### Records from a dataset
------------------------------------

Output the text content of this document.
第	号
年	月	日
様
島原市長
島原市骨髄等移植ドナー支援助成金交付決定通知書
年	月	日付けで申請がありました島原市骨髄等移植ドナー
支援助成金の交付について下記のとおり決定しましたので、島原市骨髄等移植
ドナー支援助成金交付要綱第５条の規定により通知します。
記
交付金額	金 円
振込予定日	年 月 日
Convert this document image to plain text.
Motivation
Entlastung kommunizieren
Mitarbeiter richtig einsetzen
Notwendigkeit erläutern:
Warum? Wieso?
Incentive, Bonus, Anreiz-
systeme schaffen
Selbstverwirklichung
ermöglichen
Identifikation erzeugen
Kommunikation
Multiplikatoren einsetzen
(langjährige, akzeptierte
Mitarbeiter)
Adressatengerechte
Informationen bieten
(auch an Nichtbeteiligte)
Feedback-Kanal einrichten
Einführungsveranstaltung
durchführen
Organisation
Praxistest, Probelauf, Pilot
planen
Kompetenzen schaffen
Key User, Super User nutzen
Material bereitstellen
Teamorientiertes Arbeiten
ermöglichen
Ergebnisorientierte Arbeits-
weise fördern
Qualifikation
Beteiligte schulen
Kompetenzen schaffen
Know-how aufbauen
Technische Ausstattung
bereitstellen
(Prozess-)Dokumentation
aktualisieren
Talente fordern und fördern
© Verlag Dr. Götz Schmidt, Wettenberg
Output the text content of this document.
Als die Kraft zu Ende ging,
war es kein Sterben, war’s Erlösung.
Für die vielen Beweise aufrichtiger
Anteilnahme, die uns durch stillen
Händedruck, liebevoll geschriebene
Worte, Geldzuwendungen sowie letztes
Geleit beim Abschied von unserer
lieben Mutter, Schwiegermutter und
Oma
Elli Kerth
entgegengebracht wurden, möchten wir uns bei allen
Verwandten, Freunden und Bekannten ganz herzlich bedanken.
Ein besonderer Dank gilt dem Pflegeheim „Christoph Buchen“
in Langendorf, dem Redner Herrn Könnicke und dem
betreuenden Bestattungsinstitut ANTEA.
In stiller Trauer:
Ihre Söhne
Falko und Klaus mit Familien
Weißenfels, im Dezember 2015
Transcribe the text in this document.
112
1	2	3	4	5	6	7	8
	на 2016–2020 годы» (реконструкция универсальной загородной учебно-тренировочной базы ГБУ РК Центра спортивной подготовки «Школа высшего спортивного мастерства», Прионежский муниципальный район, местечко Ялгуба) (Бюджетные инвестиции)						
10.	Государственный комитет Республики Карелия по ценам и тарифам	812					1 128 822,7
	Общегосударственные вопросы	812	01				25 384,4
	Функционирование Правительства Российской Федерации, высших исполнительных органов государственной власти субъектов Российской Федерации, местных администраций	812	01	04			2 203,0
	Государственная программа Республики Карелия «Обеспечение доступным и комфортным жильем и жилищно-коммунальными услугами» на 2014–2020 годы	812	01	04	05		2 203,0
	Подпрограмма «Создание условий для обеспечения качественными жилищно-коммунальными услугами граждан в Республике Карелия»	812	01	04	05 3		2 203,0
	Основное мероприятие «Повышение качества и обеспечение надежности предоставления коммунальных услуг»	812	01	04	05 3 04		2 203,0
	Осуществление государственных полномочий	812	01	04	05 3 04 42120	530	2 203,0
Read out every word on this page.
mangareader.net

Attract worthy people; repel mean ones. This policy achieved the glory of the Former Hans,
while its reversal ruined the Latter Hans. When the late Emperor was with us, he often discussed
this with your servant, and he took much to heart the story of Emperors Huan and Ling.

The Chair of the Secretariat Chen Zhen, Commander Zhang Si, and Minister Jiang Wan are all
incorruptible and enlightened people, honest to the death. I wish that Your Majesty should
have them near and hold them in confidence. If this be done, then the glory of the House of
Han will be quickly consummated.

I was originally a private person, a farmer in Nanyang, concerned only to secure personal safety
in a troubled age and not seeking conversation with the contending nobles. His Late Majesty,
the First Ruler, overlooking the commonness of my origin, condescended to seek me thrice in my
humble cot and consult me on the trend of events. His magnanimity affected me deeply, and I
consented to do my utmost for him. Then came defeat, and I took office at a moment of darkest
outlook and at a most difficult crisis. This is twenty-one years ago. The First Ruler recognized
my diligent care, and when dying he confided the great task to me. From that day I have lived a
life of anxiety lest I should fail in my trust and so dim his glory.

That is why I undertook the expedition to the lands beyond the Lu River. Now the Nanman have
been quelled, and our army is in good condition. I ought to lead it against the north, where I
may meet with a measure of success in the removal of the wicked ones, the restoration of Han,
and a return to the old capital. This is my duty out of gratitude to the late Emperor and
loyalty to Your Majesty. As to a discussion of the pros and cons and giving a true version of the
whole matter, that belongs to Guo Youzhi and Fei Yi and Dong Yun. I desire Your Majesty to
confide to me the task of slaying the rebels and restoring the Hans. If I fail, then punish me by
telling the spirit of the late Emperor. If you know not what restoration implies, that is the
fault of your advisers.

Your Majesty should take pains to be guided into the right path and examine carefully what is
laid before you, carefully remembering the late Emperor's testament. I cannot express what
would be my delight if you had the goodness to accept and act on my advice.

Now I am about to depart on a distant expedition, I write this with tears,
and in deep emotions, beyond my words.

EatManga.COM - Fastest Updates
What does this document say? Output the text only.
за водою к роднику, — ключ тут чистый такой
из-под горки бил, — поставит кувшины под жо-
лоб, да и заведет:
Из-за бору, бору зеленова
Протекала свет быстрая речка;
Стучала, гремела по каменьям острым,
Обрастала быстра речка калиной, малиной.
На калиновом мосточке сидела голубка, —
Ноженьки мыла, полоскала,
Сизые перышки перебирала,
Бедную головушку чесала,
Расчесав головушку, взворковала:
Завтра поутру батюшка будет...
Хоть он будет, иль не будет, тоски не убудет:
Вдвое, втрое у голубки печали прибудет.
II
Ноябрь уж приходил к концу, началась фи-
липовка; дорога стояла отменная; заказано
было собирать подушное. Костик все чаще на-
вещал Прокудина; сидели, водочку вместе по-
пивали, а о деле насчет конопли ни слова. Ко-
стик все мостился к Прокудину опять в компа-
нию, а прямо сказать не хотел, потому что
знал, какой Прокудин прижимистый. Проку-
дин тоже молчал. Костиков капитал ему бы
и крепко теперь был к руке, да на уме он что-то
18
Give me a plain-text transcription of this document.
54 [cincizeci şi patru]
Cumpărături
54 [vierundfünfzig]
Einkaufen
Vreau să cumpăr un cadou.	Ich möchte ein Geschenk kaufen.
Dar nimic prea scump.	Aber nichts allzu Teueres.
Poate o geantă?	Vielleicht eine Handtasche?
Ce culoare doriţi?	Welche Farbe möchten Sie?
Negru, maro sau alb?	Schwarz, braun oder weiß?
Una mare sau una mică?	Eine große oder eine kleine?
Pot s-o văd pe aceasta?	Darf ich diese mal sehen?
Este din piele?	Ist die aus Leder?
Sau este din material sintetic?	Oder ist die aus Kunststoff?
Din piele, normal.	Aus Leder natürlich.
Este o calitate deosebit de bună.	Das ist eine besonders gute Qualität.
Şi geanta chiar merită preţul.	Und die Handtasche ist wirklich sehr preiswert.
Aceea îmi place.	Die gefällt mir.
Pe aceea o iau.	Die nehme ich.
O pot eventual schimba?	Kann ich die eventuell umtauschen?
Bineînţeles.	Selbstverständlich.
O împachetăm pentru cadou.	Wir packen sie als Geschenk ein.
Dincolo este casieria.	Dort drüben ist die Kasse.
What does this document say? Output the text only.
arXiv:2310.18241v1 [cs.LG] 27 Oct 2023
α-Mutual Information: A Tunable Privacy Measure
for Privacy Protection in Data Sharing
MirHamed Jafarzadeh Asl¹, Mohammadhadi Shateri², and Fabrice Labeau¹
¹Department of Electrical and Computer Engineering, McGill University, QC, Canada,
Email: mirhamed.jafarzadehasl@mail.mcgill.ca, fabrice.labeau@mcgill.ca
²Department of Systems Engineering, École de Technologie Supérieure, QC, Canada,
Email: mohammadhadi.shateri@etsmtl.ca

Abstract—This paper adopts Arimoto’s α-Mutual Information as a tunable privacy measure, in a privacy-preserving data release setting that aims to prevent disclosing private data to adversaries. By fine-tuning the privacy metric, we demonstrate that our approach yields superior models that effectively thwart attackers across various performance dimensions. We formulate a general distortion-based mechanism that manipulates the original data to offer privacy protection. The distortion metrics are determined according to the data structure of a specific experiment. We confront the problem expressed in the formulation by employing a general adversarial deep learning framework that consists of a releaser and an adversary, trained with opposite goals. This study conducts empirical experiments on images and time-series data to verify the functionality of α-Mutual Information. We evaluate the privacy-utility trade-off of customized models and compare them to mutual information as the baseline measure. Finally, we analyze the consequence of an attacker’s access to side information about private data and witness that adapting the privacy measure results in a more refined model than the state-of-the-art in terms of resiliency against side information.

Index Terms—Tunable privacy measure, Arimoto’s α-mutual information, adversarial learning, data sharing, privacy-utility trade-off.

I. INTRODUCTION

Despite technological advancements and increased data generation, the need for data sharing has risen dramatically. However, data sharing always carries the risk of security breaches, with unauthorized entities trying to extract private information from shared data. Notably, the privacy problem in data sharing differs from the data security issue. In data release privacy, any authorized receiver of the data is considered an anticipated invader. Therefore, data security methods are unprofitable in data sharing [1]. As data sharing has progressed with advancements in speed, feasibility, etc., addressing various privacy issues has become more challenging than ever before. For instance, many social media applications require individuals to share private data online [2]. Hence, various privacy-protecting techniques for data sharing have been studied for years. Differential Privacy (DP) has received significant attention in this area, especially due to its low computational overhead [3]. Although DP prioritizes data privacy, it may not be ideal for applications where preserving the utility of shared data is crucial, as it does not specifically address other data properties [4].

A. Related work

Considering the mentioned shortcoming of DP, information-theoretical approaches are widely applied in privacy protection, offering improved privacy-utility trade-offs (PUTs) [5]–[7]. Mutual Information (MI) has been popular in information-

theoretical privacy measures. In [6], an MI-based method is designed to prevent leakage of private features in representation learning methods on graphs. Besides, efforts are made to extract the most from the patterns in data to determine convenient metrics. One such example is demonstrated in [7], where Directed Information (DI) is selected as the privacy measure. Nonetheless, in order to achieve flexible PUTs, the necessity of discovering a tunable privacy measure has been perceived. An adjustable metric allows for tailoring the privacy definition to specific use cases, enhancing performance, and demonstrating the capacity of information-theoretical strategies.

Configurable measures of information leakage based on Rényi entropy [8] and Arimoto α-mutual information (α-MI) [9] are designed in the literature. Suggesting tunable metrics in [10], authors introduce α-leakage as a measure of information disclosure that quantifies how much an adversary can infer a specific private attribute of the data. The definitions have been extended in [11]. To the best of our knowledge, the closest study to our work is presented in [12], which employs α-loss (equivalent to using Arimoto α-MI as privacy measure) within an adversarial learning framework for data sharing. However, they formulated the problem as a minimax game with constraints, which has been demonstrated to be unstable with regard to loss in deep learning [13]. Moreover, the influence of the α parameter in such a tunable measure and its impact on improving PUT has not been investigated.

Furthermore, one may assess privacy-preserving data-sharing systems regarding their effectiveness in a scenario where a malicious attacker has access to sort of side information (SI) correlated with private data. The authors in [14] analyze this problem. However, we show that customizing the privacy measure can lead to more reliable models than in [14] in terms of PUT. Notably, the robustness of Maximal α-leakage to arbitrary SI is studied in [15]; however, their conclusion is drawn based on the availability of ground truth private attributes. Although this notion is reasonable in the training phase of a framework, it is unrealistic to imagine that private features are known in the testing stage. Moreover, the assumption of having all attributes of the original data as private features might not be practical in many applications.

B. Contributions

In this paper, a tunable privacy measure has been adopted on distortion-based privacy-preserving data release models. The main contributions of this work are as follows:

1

------------------------------------

### THE EXERCISE
For this exercise, gather every line of the data that contains the word "eine".

### SOLUTION TO THIS PROBLEM
Poate o geantă?	Vielleicht eine Handtasche?
Una mare sau una mică?	Eine große oder eine kleine?
Este o calitate deosebit de bună.	Das ist eine besonders gute Qualität.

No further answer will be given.